- **Objective**: Rewrite every line of the records below, replacing each occurrence of "row-checkbox" with "row-select-box" and changing nothing else.

# start of Input rows

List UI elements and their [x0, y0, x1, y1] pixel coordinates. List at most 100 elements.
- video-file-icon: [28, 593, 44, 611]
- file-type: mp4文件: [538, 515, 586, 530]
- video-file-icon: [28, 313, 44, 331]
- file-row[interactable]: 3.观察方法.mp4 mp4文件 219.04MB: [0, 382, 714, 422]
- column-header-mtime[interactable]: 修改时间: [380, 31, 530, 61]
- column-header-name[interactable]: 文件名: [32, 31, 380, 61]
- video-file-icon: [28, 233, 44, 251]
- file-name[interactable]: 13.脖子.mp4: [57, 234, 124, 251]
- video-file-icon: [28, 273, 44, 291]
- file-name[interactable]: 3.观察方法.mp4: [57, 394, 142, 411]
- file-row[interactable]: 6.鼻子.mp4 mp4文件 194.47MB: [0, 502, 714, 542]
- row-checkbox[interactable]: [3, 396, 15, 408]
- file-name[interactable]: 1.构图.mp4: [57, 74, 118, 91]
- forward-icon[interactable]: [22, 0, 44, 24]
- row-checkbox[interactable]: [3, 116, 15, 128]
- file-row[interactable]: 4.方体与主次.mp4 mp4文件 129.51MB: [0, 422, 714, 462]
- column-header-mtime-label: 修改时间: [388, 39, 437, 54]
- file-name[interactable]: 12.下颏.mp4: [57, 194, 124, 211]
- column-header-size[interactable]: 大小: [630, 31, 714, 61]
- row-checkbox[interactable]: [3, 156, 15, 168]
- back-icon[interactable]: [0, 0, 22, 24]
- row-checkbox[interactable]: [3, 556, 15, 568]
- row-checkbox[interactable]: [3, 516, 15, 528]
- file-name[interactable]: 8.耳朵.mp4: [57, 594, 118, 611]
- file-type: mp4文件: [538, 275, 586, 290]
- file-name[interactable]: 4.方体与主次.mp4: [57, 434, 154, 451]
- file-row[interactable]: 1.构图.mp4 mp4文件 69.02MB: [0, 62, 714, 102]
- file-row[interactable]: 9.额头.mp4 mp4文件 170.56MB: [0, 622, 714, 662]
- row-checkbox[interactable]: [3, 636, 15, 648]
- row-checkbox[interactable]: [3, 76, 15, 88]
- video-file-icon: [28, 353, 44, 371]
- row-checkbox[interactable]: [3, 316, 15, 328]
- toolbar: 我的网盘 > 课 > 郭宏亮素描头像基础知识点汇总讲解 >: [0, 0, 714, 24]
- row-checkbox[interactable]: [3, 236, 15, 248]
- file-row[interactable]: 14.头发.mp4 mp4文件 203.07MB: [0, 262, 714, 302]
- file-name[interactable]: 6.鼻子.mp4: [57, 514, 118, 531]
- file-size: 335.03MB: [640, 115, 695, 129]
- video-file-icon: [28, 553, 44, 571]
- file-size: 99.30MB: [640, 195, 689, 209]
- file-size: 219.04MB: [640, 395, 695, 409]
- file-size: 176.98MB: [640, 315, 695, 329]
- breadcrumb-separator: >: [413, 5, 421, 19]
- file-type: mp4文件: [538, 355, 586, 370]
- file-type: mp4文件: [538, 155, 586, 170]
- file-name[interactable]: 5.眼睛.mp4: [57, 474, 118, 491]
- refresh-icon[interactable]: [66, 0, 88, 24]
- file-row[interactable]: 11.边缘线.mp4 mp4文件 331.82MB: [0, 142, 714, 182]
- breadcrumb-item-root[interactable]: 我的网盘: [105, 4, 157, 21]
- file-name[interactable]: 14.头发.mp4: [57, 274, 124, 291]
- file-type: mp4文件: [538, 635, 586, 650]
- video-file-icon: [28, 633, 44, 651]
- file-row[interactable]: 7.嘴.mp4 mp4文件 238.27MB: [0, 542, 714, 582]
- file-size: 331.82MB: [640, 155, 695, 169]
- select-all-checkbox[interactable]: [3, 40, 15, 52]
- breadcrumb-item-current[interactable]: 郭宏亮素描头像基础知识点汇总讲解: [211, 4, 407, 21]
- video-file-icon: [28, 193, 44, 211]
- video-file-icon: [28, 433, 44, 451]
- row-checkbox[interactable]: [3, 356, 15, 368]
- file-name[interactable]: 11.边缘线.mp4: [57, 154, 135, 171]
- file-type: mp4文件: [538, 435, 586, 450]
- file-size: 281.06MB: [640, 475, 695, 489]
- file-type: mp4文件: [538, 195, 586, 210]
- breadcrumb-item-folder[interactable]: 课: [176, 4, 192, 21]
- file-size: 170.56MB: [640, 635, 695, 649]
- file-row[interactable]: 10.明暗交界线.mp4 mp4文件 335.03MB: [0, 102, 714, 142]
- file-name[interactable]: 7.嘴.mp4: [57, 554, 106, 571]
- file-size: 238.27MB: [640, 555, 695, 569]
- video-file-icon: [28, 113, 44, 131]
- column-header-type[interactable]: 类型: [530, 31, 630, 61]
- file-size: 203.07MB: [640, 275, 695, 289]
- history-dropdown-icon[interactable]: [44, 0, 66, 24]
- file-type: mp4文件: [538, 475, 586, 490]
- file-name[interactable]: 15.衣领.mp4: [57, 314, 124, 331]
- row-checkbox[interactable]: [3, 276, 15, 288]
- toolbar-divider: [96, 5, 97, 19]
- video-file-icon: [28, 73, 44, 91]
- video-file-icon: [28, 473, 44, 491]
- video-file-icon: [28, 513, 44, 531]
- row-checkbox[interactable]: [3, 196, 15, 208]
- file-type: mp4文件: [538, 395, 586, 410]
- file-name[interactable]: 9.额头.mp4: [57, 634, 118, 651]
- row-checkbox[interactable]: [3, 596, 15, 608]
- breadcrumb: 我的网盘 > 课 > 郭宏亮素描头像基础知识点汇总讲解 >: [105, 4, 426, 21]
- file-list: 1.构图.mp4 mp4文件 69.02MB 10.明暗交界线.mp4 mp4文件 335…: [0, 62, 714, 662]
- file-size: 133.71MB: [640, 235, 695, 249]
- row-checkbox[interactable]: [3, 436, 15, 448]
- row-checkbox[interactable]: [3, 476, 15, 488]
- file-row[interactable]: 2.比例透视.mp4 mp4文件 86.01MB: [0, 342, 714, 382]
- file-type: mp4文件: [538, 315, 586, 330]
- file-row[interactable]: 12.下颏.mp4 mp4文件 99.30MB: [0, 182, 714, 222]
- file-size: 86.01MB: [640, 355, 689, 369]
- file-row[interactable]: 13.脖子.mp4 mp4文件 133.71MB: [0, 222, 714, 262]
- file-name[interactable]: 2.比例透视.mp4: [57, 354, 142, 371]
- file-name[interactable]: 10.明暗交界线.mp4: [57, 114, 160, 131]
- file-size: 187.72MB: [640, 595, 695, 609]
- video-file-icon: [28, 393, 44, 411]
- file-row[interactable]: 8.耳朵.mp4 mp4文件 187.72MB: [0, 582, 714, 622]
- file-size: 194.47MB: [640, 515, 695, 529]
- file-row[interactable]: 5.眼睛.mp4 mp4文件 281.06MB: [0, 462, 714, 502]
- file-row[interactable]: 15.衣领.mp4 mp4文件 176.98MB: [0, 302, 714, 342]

# end of Input rows

- **Finished task**:
List UI elements and their [x0, y0, x1, y1] pixel coordinates. List at most 100 elements.
- video-file-icon: [28, 593, 44, 611]
- file-type: mp4文件: [538, 515, 586, 530]
- video-file-icon: [28, 313, 44, 331]
- file-row[interactable]: 3.观察方法.mp4 mp4文件 219.04MB: [0, 382, 714, 422]
- column-header-mtime[interactable]: 修改时间: [380, 31, 530, 61]
- column-header-name[interactable]: 文件名: [32, 31, 380, 61]
- video-file-icon: [28, 233, 44, 251]
- file-name[interactable]: 13.脖子.mp4: [57, 234, 124, 251]
- video-file-icon: [28, 273, 44, 291]
- file-name[interactable]: 3.观察方法.mp4: [57, 394, 142, 411]
- file-row[interactable]: 6.鼻子.mp4 mp4文件 194.47MB: [0, 502, 714, 542]
- row-select-box[interactable]: [3, 396, 15, 408]
- file-name[interactable]: 1.构图.mp4: [57, 74, 118, 91]
- forward-icon[interactable]: [22, 0, 44, 24]
- row-select-box[interactable]: [3, 116, 15, 128]
- file-row[interactable]: 4.方体与主次.mp4 mp4文件 129.51MB: [0, 422, 714, 462]
- column-header-mtime-label: 修改时间: [388, 39, 437, 54]
- file-name[interactable]: 12.下颏.mp4: [57, 194, 124, 211]
- column-header-size[interactable]: 大小: [630, 31, 714, 61]
- row-select-box[interactable]: [3, 156, 15, 168]
- back-icon[interactable]: [0, 0, 22, 24]
- row-select-box[interactable]: [3, 556, 15, 568]
- row-select-box[interactable]: [3, 516, 15, 528]
- file-name[interactable]: 8.耳朵.mp4: [57, 594, 118, 611]
- file-type: mp4文件: [538, 275, 586, 290]
- file-name[interactable]: 4.方体与主次.mp4: [57, 434, 154, 451]
- file-row[interactable]: 1.构图.mp4 mp4文件 69.02MB: [0, 62, 714, 102]
- file-row[interactable]: 9.额头.mp4 mp4文件 170.56MB: [0, 622, 714, 662]
- row-select-box[interactable]: [3, 636, 15, 648]
- row-select-box[interactable]: [3, 76, 15, 88]
- video-file-icon: [28, 353, 44, 371]
- row-select-box[interactable]: [3, 316, 15, 328]
- toolbar: 我的网盘 > 课 > 郭宏亮素描头像基础知识点汇总讲解 >: [0, 0, 714, 24]
- row-select-box[interactable]: [3, 236, 15, 248]
- file-row[interactable]: 14.头发.mp4 mp4文件 203.07MB: [0, 262, 714, 302]
- file-name[interactable]: 6.鼻子.mp4: [57, 514, 118, 531]
- file-size: 335.03MB: [640, 115, 695, 129]
- video-file-icon: [28, 553, 44, 571]
- file-size: 99.30MB: [640, 195, 689, 209]
- file-size: 219.04MB: [640, 395, 695, 409]
- file-size: 176.98MB: [640, 315, 695, 329]
- breadcrumb-separator: >: [413, 5, 421, 19]
- file-type: mp4文件: [538, 355, 586, 370]
- file-type: mp4文件: [538, 155, 586, 170]
- file-name[interactable]: 5.眼睛.mp4: [57, 474, 118, 491]
- refresh-icon[interactable]: [66, 0, 88, 24]
- file-row[interactable]: 11.边缘线.mp4 mp4文件 331.82MB: [0, 142, 714, 182]
- breadcrumb-item-root[interactable]: 我的网盘: [105, 4, 157, 21]
- file-name[interactable]: 14.头发.mp4: [57, 274, 124, 291]
- file-type: mp4文件: [538, 635, 586, 650]
- video-file-icon: [28, 633, 44, 651]
- file-row[interactable]: 7.嘴.mp4 mp4文件 238.27MB: [0, 542, 714, 582]
- file-size: 331.82MB: [640, 155, 695, 169]
- select-all-checkbox[interactable]: [3, 40, 15, 52]
- breadcrumb-item-current[interactable]: 郭宏亮素描头像基础知识点汇总讲解: [211, 4, 407, 21]
- video-file-icon: [28, 193, 44, 211]
- video-file-icon: [28, 433, 44, 451]
- row-select-box[interactable]: [3, 356, 15, 368]
- file-name[interactable]: 11.边缘线.mp4: [57, 154, 135, 171]
- file-type: mp4文件: [538, 435, 586, 450]
- file-size: 281.06MB: [640, 475, 695, 489]
- file-type: mp4文件: [538, 195, 586, 210]
- breadcrumb-item-folder[interactable]: 课: [176, 4, 192, 21]
- file-size: 170.56MB: [640, 635, 695, 649]
- file-row[interactable]: 10.明暗交界线.mp4 mp4文件 335.03MB: [0, 102, 714, 142]
- file-name[interactable]: 7.嘴.mp4: [57, 554, 106, 571]
- file-size: 238.27MB: [640, 555, 695, 569]
- video-file-icon: [28, 113, 44, 131]
- column-header-type[interactable]: 类型: [530, 31, 630, 61]
- file-size: 203.07MB: [640, 275, 695, 289]
- history-dropdown-icon[interactable]: [44, 0, 66, 24]
- file-type: mp4文件: [538, 475, 586, 490]
- file-name[interactable]: 15.衣领.mp4: [57, 314, 124, 331]
- row-select-box[interactable]: [3, 276, 15, 288]
- toolbar-divider: [96, 5, 97, 19]
- video-file-icon: [28, 73, 44, 91]
- video-file-icon: [28, 473, 44, 491]
- video-file-icon: [28, 513, 44, 531]
- row-select-box[interactable]: [3, 196, 15, 208]
- file-type: mp4文件: [538, 395, 586, 410]
- file-name[interactable]: 9.额头.mp4: [57, 634, 118, 651]
- row-select-box[interactable]: [3, 596, 15, 608]
- breadcrumb: 我的网盘 > 课 > 郭宏亮素描头像基础知识点汇总讲解 >: [105, 4, 426, 21]
- file-list: 1.构图.mp4 mp4文件 69.02MB 10.明暗交界线.mp4 mp4文件 335…: [0, 62, 714, 662]
- file-size: 133.71MB: [640, 235, 695, 249]
- row-select-box[interactable]: [3, 436, 15, 448]
- row-select-box[interactable]: [3, 476, 15, 488]
- file-row[interactable]: 2.比例透视.mp4 mp4文件 86.01MB: [0, 342, 714, 382]
- file-type: mp4文件: [538, 315, 586, 330]
- file-row[interactable]: 12.下颏.mp4 mp4文件 99.30MB: [0, 182, 714, 222]
- file-size: 86.01MB: [640, 355, 689, 369]
- file-row[interactable]: 13.脖子.mp4 mp4文件 133.71MB: [0, 222, 714, 262]
- file-name[interactable]: 2.比例透视.mp4: [57, 354, 142, 371]
- file-name[interactable]: 10.明暗交界线.mp4: [57, 114, 160, 131]
- file-size: 187.72MB: [640, 595, 695, 609]
- video-file-icon: [28, 393, 44, 411]
- file-row[interactable]: 8.耳朵.mp4 mp4文件 187.72MB: [0, 582, 714, 622]
- file-size: 194.47MB: [640, 515, 695, 529]
- file-row[interactable]: 5.眼睛.mp4 mp4文件 281.06MB: [0, 462, 714, 502]
- file-row[interactable]: 15.衣领.mp4 mp4文件 176.98MB: [0, 302, 714, 342]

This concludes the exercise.